DESCRIPTION OF THE TASK: Count each line below that has "Уникальные" anywhere in it. Answer with the total alone.

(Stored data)
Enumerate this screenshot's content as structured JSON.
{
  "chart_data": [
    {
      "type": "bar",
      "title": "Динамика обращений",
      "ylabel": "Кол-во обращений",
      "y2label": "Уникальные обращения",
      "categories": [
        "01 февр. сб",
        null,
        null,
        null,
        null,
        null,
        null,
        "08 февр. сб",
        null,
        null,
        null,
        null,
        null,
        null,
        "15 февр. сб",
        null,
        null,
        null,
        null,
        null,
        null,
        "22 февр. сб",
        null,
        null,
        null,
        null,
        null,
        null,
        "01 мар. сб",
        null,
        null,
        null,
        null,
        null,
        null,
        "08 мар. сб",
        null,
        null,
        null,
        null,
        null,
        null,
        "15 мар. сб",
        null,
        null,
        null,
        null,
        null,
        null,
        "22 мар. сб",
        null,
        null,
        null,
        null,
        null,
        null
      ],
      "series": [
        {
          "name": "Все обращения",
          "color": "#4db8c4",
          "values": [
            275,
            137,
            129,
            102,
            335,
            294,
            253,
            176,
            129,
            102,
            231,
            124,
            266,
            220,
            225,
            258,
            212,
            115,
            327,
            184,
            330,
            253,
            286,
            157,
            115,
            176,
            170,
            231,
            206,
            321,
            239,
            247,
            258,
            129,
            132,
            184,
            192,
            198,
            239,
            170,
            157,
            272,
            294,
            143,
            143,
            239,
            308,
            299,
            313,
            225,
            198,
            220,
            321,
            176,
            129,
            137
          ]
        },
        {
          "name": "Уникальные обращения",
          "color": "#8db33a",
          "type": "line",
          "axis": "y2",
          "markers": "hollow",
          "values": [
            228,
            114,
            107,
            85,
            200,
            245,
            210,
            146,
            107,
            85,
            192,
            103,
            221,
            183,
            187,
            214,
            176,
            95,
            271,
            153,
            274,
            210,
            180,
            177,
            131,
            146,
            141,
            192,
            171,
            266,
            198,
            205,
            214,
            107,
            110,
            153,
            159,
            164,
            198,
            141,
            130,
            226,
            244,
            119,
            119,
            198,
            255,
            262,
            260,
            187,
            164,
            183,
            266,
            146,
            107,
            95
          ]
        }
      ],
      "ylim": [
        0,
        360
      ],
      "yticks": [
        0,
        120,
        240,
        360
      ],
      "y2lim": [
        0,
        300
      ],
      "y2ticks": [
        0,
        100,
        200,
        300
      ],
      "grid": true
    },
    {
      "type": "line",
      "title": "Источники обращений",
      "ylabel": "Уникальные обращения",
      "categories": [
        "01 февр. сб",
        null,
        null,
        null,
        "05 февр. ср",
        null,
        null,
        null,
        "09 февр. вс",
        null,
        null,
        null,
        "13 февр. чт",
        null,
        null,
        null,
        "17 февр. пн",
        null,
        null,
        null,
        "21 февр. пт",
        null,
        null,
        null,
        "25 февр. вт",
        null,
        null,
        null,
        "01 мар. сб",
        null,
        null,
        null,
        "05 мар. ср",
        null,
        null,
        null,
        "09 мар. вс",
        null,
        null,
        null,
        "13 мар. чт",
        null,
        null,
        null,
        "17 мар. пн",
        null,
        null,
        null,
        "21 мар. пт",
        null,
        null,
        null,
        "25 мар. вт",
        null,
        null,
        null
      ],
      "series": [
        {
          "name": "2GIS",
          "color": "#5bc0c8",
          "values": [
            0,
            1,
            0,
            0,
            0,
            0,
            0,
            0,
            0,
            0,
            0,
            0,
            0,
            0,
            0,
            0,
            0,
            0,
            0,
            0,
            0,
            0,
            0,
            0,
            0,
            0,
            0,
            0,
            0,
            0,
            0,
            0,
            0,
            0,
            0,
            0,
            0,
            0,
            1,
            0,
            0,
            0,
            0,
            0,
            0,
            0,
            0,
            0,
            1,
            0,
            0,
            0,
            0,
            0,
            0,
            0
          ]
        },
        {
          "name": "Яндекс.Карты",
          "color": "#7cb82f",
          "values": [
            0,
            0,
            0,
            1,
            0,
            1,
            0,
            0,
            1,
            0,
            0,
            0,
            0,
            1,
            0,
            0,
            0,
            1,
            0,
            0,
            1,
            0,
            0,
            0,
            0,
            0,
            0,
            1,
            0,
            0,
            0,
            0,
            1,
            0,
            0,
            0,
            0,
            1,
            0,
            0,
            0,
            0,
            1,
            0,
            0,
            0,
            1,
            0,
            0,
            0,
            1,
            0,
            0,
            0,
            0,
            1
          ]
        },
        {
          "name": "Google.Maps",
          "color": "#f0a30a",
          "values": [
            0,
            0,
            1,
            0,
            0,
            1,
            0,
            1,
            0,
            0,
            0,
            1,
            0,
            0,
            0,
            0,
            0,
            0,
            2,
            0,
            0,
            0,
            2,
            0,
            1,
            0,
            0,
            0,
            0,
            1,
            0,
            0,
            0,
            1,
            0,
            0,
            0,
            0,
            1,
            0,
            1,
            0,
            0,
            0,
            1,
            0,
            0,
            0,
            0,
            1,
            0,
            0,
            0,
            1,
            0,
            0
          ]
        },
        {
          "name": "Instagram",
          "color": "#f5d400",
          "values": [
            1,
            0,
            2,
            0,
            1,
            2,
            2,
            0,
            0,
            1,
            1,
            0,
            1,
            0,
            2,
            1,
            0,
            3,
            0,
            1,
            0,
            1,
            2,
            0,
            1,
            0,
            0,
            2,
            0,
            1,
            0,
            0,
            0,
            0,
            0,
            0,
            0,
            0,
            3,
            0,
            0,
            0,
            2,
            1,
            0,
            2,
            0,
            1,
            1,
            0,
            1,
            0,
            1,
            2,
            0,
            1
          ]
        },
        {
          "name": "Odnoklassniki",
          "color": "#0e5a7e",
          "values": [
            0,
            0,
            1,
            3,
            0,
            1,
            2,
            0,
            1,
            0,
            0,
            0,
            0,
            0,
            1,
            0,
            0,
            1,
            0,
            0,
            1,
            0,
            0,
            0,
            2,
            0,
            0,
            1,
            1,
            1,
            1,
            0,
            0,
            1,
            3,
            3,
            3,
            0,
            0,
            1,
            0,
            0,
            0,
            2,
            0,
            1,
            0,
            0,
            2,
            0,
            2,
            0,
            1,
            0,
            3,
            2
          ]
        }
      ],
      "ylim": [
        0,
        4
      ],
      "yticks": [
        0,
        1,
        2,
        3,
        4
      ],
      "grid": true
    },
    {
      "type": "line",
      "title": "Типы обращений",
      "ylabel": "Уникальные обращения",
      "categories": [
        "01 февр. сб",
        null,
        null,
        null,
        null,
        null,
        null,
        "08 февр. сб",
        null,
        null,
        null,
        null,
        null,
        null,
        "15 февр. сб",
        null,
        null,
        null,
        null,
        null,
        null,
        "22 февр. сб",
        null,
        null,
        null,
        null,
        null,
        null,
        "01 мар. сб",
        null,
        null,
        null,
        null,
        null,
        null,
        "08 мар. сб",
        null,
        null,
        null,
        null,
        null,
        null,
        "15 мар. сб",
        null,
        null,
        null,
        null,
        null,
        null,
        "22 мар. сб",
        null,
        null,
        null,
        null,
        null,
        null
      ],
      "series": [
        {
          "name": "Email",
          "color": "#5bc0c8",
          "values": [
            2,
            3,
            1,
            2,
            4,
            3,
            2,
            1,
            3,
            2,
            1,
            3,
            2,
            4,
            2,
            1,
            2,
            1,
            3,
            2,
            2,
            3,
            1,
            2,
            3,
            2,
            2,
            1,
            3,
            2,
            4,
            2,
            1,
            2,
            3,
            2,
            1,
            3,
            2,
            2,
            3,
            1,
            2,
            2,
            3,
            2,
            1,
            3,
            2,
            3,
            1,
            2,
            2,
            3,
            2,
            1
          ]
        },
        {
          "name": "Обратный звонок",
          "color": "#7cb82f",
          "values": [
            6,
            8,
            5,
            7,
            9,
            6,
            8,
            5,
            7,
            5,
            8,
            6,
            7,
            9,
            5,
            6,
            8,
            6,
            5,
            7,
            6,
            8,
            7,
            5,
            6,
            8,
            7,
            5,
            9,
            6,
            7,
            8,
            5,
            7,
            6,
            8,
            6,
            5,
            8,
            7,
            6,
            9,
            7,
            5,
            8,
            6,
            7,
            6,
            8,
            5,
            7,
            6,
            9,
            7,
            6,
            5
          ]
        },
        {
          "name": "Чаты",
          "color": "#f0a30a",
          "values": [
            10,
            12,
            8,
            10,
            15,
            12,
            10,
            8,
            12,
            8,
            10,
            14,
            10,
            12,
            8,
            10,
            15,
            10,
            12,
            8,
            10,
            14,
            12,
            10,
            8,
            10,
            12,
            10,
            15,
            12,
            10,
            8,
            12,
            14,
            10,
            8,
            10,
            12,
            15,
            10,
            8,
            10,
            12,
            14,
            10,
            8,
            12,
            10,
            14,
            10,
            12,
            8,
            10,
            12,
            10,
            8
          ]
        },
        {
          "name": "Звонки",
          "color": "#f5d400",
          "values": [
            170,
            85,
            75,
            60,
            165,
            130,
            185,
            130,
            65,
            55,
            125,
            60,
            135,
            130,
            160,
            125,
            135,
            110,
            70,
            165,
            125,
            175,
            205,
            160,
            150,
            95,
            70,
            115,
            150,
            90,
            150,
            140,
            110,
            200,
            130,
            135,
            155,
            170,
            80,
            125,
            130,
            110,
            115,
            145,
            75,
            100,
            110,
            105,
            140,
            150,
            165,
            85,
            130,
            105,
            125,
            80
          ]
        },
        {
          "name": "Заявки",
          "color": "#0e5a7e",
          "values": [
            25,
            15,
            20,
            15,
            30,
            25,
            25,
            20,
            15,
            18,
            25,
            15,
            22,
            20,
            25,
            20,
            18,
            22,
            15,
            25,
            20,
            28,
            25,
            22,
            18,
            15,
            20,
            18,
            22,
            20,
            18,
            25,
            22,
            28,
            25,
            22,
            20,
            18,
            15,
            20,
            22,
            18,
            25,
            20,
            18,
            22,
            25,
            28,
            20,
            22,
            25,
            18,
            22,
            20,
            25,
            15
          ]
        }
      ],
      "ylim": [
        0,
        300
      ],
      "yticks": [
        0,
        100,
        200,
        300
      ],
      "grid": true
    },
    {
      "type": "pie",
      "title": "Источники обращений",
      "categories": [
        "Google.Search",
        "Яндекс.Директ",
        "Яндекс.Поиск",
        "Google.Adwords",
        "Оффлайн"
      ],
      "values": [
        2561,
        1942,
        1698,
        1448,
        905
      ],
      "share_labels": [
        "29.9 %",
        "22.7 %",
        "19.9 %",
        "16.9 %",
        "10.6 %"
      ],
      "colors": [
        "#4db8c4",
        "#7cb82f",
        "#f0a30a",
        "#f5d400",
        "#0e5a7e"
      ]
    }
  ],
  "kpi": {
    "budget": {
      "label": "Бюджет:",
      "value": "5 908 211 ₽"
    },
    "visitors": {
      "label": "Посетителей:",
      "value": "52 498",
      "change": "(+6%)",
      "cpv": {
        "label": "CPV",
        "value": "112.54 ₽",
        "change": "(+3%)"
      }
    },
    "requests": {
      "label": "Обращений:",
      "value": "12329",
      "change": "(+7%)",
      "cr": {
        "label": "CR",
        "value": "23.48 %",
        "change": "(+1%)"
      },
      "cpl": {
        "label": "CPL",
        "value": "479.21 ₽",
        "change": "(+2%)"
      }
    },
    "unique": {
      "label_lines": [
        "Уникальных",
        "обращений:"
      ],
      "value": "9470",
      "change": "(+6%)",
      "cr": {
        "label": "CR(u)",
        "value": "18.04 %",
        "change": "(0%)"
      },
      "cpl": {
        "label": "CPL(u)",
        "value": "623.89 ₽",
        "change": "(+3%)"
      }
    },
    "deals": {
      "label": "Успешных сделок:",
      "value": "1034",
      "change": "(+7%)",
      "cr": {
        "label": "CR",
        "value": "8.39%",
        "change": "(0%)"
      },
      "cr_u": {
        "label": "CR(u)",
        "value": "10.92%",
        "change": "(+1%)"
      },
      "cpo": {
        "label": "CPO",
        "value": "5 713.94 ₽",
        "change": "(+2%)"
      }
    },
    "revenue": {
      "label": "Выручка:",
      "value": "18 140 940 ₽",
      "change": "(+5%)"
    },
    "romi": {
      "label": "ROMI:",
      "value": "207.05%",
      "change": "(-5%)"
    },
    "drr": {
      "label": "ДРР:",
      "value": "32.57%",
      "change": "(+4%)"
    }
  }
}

SOLUTION FOR THIS PROBLEM: 4